## Excerpted text
---------------

Michael Levy
Michael Levy

Reputation: 13287

How to map a thrown exception to an event ID for logging?

In our code base, an error condition may cause an exception to be thrown. Somewhere else in the code an exception handler catches the exception and logs the error to the Windows Event log.

When the error is detected and the exception is thrown is where we have the most information about the error condition and I'd like to identify the error with a unique event ID that will be logged in the windows event log.

What is the best way to include this event ID in the exception that is thrown?

I thought about using Exception.HResult, but that seems intended to be used for COM/win32 interop. Do people use HResult for this purpose? It seems one could map severity to the loglevel, the facility code to the Event source, and the Hresult code to an Event ID. Is this a common approach?

I thought about using the Exception.Data dictionary and adding a named "EventID" value to the thrown exception so my handler can use that value to log the EventID.

Anyone have any good advice or suggestions?

Upvotes: 5

Views: 1872

Answers (1)

---------------

## Activities
- 1) List every count shown with the post about mapping exceptions to event IDs, with its label.
- 2) In the post about mapping exceptions to event IDs, what does the writer say Exception.HResult seems meant for?
- 3) Carry on the post about mapping exceptions to event IDs from where it stops.

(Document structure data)

---------------

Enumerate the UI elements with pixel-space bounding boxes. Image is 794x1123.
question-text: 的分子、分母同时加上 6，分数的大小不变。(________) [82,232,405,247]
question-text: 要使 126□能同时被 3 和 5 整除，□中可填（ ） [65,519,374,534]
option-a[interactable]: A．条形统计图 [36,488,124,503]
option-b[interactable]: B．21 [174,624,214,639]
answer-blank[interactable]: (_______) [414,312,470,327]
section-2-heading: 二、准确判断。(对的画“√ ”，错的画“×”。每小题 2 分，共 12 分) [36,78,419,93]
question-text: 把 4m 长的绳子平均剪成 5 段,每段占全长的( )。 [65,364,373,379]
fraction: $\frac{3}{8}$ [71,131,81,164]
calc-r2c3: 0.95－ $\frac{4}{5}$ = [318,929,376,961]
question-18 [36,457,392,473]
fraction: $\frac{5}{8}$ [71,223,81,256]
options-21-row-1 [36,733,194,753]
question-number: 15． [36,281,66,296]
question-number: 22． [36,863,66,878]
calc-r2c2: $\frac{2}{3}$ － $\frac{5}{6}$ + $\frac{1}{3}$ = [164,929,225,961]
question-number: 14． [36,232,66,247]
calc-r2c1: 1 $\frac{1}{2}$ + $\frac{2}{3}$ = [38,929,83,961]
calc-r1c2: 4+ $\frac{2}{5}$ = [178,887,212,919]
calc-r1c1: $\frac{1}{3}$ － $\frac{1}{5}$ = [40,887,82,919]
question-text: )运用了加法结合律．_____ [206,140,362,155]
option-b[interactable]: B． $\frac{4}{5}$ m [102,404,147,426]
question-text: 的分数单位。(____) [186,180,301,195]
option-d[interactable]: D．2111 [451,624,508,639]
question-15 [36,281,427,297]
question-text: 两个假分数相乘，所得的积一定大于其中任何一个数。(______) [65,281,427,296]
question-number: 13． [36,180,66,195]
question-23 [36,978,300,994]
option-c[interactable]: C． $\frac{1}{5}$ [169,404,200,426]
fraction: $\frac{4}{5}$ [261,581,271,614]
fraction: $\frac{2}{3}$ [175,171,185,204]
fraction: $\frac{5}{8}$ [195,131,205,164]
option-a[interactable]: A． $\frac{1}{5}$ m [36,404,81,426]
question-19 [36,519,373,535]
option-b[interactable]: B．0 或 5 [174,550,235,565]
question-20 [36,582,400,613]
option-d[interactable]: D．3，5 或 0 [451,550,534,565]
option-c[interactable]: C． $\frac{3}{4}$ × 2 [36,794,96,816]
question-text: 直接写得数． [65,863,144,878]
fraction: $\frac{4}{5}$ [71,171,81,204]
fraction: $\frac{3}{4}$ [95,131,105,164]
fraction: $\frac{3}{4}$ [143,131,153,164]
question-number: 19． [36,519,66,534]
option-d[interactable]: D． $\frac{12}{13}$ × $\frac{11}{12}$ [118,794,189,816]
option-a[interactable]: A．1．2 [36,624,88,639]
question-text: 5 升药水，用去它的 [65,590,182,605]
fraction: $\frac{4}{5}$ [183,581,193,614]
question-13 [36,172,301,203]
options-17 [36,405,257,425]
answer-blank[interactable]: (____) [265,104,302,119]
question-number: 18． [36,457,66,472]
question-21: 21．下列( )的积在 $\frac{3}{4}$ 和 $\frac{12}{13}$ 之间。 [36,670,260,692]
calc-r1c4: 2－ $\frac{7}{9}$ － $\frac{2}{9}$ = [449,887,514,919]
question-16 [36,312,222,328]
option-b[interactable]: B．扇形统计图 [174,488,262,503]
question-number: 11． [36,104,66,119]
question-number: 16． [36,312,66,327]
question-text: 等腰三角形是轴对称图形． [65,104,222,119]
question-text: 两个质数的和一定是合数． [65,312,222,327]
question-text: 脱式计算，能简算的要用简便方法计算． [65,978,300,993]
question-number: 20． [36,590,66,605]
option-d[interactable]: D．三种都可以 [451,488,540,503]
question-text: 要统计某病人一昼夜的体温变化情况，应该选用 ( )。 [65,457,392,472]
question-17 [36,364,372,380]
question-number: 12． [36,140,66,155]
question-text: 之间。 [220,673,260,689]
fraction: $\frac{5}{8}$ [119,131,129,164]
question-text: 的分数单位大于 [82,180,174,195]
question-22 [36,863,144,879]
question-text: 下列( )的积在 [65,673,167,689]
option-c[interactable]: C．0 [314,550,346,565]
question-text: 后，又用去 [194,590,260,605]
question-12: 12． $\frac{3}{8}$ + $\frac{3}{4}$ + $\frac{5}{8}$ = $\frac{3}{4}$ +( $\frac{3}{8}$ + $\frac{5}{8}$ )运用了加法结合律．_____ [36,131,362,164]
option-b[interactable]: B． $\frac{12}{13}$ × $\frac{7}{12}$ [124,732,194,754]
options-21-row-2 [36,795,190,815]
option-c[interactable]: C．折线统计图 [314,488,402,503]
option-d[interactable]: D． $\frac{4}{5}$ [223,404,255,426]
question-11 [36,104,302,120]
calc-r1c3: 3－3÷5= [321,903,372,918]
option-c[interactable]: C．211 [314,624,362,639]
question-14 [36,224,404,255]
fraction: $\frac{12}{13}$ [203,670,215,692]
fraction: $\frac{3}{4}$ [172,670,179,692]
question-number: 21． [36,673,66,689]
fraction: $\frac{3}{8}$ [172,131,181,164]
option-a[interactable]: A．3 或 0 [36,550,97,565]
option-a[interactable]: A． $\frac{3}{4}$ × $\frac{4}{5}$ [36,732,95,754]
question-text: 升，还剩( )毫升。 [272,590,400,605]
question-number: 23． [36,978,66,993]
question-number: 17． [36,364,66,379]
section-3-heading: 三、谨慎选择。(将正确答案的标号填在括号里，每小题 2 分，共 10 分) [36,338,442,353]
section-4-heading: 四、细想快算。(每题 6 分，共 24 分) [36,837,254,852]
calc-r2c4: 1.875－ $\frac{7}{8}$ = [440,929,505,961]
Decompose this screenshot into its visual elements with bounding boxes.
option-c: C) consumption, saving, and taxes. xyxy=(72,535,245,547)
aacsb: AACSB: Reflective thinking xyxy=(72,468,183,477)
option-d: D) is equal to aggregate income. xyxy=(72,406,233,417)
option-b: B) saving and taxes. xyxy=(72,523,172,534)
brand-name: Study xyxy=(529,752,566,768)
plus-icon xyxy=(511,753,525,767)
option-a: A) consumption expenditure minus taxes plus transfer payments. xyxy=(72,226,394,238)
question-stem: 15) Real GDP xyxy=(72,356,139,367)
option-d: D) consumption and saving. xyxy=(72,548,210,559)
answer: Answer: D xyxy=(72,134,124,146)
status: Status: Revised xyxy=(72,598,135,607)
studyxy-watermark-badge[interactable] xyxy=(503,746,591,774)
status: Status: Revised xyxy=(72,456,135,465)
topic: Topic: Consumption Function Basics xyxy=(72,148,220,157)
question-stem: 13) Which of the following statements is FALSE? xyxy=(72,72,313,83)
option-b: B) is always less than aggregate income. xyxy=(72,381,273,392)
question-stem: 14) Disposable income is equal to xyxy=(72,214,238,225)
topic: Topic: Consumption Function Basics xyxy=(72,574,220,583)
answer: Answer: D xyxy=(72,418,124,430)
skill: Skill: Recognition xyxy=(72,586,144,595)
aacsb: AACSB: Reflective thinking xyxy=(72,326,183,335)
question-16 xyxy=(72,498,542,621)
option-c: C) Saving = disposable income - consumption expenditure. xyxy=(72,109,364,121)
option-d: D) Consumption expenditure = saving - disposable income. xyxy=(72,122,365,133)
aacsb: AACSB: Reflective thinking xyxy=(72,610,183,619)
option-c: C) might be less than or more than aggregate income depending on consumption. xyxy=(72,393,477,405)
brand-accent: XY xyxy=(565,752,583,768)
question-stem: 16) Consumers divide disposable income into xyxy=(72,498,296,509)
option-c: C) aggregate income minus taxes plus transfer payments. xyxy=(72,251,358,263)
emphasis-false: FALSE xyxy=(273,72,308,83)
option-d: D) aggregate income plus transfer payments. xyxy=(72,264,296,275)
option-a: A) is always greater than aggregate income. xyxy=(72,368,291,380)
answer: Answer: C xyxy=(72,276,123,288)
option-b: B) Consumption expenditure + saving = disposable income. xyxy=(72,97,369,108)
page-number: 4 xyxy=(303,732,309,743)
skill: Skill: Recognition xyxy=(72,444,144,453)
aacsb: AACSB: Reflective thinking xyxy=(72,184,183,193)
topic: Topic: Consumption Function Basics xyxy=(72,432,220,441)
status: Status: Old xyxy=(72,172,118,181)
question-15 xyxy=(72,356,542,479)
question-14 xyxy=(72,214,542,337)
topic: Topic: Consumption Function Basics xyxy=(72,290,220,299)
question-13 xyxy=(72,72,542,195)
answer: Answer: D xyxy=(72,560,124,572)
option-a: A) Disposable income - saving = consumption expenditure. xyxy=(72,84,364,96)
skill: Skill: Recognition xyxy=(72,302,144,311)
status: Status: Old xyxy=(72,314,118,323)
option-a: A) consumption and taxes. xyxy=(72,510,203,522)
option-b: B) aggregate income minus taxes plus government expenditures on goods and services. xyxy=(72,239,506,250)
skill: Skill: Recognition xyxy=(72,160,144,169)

---------------

## Answers
- 1)
Reputation: 13287
Upvotes: 5
Views: 1872
Answers: 1

- 2) It seems meant for COM/win32 interop.

- 3)
StriplingWarrior
StriplingWarrior

Reputation: 156459

The approaches you've mentioned are certainly valid. Another approach that I've used in similar situations is to make my exception type implement a particular interface with a method or property that provides the event ID.

In all of these approaches, the key is to never eat exceptions, but to wrap them in other exceptions with more data where appropriate, and then at the top level walk through the InnerException chain until you find the exception you're looking for. The advantage of using a specific interface is that it's easy to identify the exception classes that are providing the information in the way you want it, whereas any exception can have an HResult or a value in Exception.Data.